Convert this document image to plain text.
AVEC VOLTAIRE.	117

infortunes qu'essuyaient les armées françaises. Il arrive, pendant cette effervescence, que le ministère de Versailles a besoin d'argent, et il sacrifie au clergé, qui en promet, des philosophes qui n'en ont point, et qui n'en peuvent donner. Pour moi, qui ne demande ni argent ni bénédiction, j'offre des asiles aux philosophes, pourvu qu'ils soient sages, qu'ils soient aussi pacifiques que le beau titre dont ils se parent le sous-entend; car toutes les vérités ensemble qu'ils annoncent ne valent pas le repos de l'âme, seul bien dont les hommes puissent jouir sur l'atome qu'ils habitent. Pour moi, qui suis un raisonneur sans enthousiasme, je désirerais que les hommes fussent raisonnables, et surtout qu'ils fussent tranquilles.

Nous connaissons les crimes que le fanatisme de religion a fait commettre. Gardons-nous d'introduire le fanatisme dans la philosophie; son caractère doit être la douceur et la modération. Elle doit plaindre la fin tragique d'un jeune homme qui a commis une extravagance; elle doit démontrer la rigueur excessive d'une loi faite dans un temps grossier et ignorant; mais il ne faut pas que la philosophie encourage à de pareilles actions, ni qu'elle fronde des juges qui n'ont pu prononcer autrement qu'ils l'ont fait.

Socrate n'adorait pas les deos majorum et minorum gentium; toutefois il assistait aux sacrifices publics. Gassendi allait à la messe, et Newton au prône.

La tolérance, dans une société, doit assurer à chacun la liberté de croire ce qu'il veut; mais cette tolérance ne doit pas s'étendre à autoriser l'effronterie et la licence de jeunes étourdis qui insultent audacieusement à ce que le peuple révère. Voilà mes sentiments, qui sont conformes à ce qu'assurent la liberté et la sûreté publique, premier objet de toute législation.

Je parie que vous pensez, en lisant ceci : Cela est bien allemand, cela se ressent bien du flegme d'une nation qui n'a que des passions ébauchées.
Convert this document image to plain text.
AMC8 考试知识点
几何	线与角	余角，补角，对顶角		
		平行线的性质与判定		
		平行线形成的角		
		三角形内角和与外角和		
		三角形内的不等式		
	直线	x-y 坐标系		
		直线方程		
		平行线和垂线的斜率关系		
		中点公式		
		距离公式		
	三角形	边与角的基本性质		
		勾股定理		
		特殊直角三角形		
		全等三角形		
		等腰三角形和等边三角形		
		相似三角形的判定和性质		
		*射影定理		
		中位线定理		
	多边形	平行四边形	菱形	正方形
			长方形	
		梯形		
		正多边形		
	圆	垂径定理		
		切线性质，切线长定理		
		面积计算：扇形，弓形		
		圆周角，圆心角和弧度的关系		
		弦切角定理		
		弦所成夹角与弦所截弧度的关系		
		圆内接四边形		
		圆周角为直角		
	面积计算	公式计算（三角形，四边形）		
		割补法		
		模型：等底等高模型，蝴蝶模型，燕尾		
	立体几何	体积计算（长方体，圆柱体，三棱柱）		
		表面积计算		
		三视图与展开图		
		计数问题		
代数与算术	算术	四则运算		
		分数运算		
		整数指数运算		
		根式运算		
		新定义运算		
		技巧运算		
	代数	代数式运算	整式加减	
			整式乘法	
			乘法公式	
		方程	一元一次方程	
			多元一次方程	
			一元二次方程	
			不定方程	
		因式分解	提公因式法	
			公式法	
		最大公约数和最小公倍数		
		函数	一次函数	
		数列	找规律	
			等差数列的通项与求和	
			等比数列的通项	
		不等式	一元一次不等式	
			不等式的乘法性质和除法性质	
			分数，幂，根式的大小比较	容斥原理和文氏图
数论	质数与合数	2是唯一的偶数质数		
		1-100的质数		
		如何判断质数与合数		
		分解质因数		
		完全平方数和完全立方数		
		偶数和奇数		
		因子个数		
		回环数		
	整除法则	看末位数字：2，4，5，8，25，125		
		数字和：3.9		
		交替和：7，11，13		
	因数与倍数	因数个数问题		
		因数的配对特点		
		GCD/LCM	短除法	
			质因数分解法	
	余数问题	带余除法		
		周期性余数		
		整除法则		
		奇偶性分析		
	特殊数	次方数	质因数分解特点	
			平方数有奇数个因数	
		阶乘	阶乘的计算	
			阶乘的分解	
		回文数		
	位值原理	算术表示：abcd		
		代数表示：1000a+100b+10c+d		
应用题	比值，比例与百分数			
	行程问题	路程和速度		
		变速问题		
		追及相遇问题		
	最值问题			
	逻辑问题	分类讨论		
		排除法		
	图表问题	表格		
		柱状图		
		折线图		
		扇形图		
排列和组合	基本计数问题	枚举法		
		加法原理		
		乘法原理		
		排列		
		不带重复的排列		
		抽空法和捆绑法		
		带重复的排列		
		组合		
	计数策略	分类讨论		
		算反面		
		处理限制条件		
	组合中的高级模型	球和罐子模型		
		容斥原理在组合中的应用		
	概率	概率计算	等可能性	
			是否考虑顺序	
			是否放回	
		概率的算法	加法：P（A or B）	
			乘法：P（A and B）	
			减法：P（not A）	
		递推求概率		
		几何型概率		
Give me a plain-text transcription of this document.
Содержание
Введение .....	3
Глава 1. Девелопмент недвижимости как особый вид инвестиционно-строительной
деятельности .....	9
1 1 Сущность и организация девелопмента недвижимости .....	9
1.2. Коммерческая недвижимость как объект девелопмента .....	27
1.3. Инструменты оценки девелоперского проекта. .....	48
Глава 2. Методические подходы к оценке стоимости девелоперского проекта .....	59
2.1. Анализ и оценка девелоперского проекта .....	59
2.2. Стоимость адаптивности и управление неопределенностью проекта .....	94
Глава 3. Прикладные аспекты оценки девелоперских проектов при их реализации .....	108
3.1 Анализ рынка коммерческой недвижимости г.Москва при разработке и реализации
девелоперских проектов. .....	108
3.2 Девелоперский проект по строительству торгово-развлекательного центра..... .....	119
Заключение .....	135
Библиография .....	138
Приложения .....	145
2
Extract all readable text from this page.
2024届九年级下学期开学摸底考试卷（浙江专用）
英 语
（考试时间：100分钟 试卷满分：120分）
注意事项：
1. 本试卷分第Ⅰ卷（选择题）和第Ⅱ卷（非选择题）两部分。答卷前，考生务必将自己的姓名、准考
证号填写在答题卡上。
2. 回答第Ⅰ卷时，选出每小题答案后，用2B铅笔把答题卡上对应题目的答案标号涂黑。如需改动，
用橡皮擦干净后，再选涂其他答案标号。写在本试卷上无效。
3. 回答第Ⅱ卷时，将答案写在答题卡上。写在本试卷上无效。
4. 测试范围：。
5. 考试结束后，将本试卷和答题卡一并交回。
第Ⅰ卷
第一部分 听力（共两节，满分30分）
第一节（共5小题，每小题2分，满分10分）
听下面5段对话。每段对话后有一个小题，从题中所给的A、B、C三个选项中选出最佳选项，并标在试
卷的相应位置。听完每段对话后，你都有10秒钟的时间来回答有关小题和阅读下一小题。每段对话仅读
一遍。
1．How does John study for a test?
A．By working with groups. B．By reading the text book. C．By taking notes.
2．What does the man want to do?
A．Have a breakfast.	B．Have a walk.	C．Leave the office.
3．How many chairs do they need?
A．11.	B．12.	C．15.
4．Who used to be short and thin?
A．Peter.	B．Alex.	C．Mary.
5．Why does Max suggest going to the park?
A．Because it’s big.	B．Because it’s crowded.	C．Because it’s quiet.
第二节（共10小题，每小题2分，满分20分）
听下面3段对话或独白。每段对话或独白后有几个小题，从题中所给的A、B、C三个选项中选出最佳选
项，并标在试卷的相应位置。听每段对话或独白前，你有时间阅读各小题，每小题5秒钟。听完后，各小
- - - - - - -
Reproduce each record exactly, leaving nothing out.

Result for this task:
Convert this document image to plain text.
AVEC VOLTAIRE.	117

infortunes qu'essuyaient les armées françaises. Il arrive, pendant cette effervescence, que le ministère de Versailles a besoin d'argent, et il sacrifie au clergé, qui en promet, des philosophes qui n'en ont point, et qui n'en peuvent donner. Pour moi, qui ne demande ni argent ni bénédiction, j'offre des asiles aux philosophes, pourvu qu'ils soient sages, qu'ils soient aussi pacifiques que le beau titre dont ils se parent le sous-entend; car toutes les vérités ensemble qu'ils annoncent ne valent pas le repos de l'âme, seul bien dont les hommes puissent jouir sur l'atome qu'ils habitent. Pour moi, qui suis un raisonneur sans enthousiasme, je désirerais que les hommes fussent raisonnables, et surtout qu'ils fussent tranquilles.

Nous connaissons les crimes que le fanatisme de religion a fait commettre. Gardons-nous d'introduire le fanatisme dans la philosophie; son caractère doit être la douceur et la modération. Elle doit plaindre la fin tragique d'un jeune homme qui a commis une extravagance; elle doit démontrer la rigueur excessive d'une loi faite dans un temps grossier et ignorant; mais il ne faut pas que la philosophie encourage à de pareilles actions, ni qu'elle fronde des juges qui n'ont pu prononcer autrement qu'ils l'ont fait.

Socrate n'adorait pas les deos majorum et minorum gentium; toutefois il assistait aux sacrifices publics. Gassendi allait à la messe, et Newton au prône.

La tolérance, dans une société, doit assurer à chacun la liberté de croire ce qu'il veut; mais cette tolérance ne doit pas s'étendre à autoriser l'effronterie et la licence de jeunes étourdis qui insultent audacieusement à ce que le peuple révère. Voilà mes sentiments, qui sont conformes à ce qu'assurent la liberté et la sûreté publique, premier objet de toute législation.

Je parie que vous pensez, en lisant ceci : Cela est bien allemand, cela se ressent bien du flegme d'une nation qui n'a que des passions ébauchées.
Convert this document image to plain text.
AMC8 考试知识点
几何	线与角	余角，补角，对顶角		
		平行线的性质与判定		
		平行线形成的角		
		三角形内角和与外角和		
		三角形内的不等式		
	直线	x-y 坐标系		
		直线方程		
		平行线和垂线的斜率关系		
		中点公式		
		距离公式		
	三角形	边与角的基本性质		
		勾股定理		
		特殊直角三角形		
		全等三角形		
		等腰三角形和等边三角形		
		相似三角形的判定和性质		
		*射影定理		
		中位线定理		
	多边形	平行四边形	菱形	正方形
			长方形	
		梯形		
		正多边形		
	圆	垂径定理		
		切线性质，切线长定理		
		面积计算：扇形，弓形		
		圆周角，圆心角和弧度的关系		
		弦切角定理		
		弦所成夹角与弦所截弧度的关系		
		圆内接四边形		
		圆周角为直角		
	面积计算	公式计算（三角形，四边形）		
		割补法		
		模型：等底等高模型，蝴蝶模型，燕尾		
	立体几何	体积计算（长方体，圆柱体，三棱柱）		
		表面积计算		
		三视图与展开图		
		计数问题		
代数与算术	算术	四则运算		
		分数运算		
		整数指数运算		
		根式运算		
		新定义运算		
		技巧运算		
	代数	代数式运算	整式加减	
			整式乘法	
			乘法公式	
		方程	一元一次方程	
			多元一次方程	
			一元二次方程	
			不定方程	
		因式分解	提公因式法	
			公式法	
		最大公约数和最小公倍数		
		函数	一次函数	
		数列	找规律	
			等差数列的通项与求和	
			等比数列的通项	
		不等式	一元一次不等式	
			不等式的乘法性质和除法性质	
			分数，幂，根式的大小比较	容斥原理和文氏图
数论	质数与合数	2是唯一的偶数质数		
		1-100的质数		
		如何判断质数与合数		
		分解质因数		
		完全平方数和完全立方数		
		偶数和奇数		
		因子个数		
		回环数		
	整除法则	看末位数字：2，4，5，8，25，125		
		数字和：3.9		
		交替和：7，11，13		
	因数与倍数	因数个数问题		
		因数的配对特点		
		GCD/LCM	短除法	
			质因数分解法	
	余数问题	带余除法		
		周期性余数		
		整除法则		
		奇偶性分析		
	特殊数	次方数	质因数分解特点	
			平方数有奇数个因数	
		阶乘	阶乘的计算	
			阶乘的分解	
		回文数		
	位值原理	算术表示：abcd		
		代数表示：1000a+100b+10c+d		
应用题	比值，比例与百分数			
	行程问题	路程和速度		
		变速问题		
		追及相遇问题		
	最值问题			
	逻辑问题	分类讨论		
		排除法		
	图表问题	表格		
		柱状图		
		折线图		
		扇形图		
排列和组合	基本计数问题	枚举法		
		加法原理		
		乘法原理		
		排列		
		不带重复的排列		
		抽空法和捆绑法		
		带重复的排列		
		组合		
	计数策略	分类讨论		
		算反面		
		处理限制条件		
	组合中的高级模型	球和罐子模型		
		容斥原理在组合中的应用		
	概率	概率计算	等可能性	
			是否考虑顺序	
			是否放回	
		概率的算法	加法：P（A or B）	
			乘法：P（A and B）	
			减法：P（not A）	
		递推求概率		
		几何型概率		
Give me a plain-text transcription of this document.
Содержание
Введение .....	3
Глава 1. Девелопмент недвижимости как особый вид инвестиционно-строительной
деятельности .....	9
1 1 Сущность и организация девелопмента недвижимости .....	9
1.2. Коммерческая недвижимость как объект девелопмента .....	27
1.3. Инструменты оценки девелоперского проекта. .....	48
Глава 2. Методические подходы к оценке стоимости девелоперского проекта .....	59
2.1. Анализ и оценка девелоперского проекта .....	59
2.2. Стоимость адаптивности и управление неопределенностью проекта .....	94
Глава 3. Прикладные аспекты оценки девелоперских проектов при их реализации .....	108
3.1 Анализ рынка коммерческой недвижимости г.Москва при разработке и реализации
девелоперских проектов. .....	108
3.2 Девелоперский проект по строительству торгово-развлекательного центра..... .....	119
Заключение .....	135
Библиография .....	138
Приложения .....	145
2
Extract all readable text from this page.
2024届九年级下学期开学摸底考试卷（浙江专用）
英 语
（考试时间：100分钟 试卷满分：120分）
注意事项：
1. 本试卷分第Ⅰ卷（选择题）和第Ⅱ卷（非选择题）两部分。答卷前，考生务必将自己的姓名、准考
证号填写在答题卡上。
2. 回答第Ⅰ卷时，选出每小题答案后，用2B铅笔把答题卡上对应题目的答案标号涂黑。如需改动，
用橡皮擦干净后，再选涂其他答案标号。写在本试卷上无效。
3. 回答第Ⅱ卷时，将答案写在答题卡上。写在本试卷上无效。
4. 测试范围：。
5. 考试结束后，将本试卷和答题卡一并交回。
第Ⅰ卷
第一部分 听力（共两节，满分30分）
第一节（共5小题，每小题2分，满分10分）
听下面5段对话。每段对话后有一个小题，从题中所给的A、B、C三个选项中选出最佳选项，并标在试
卷的相应位置。听完每段对话后，你都有10秒钟的时间来回答有关小题和阅读下一小题。每段对话仅读
一遍。
1．How does John study for a test?
A．By working with groups. B．By reading the text book. C．By taking notes.
2．What does the man want to do?
A．Have a breakfast.	B．Have a walk.	C．Leave the office.
3．How many chairs do they need?
A．11.	B．12.	C．15.
4．Who used to be short and thin?
A．Peter.	B．Alex.	C．Mary.
5．Why does Max suggest going to the park?
A．Because it’s big.	B．Because it’s crowded.	C．Because it’s quiet.
第二节（共10小题，每小题2分，满分20分）
听下面3段对话或独白。每段对话或独白后有几个小题，从题中所给的A、B、C三个选项中选出最佳选
项，并标在试卷的相应位置。听每段对话或独白前，你有时间阅读各小题，每小题5秒钟。听完后，各小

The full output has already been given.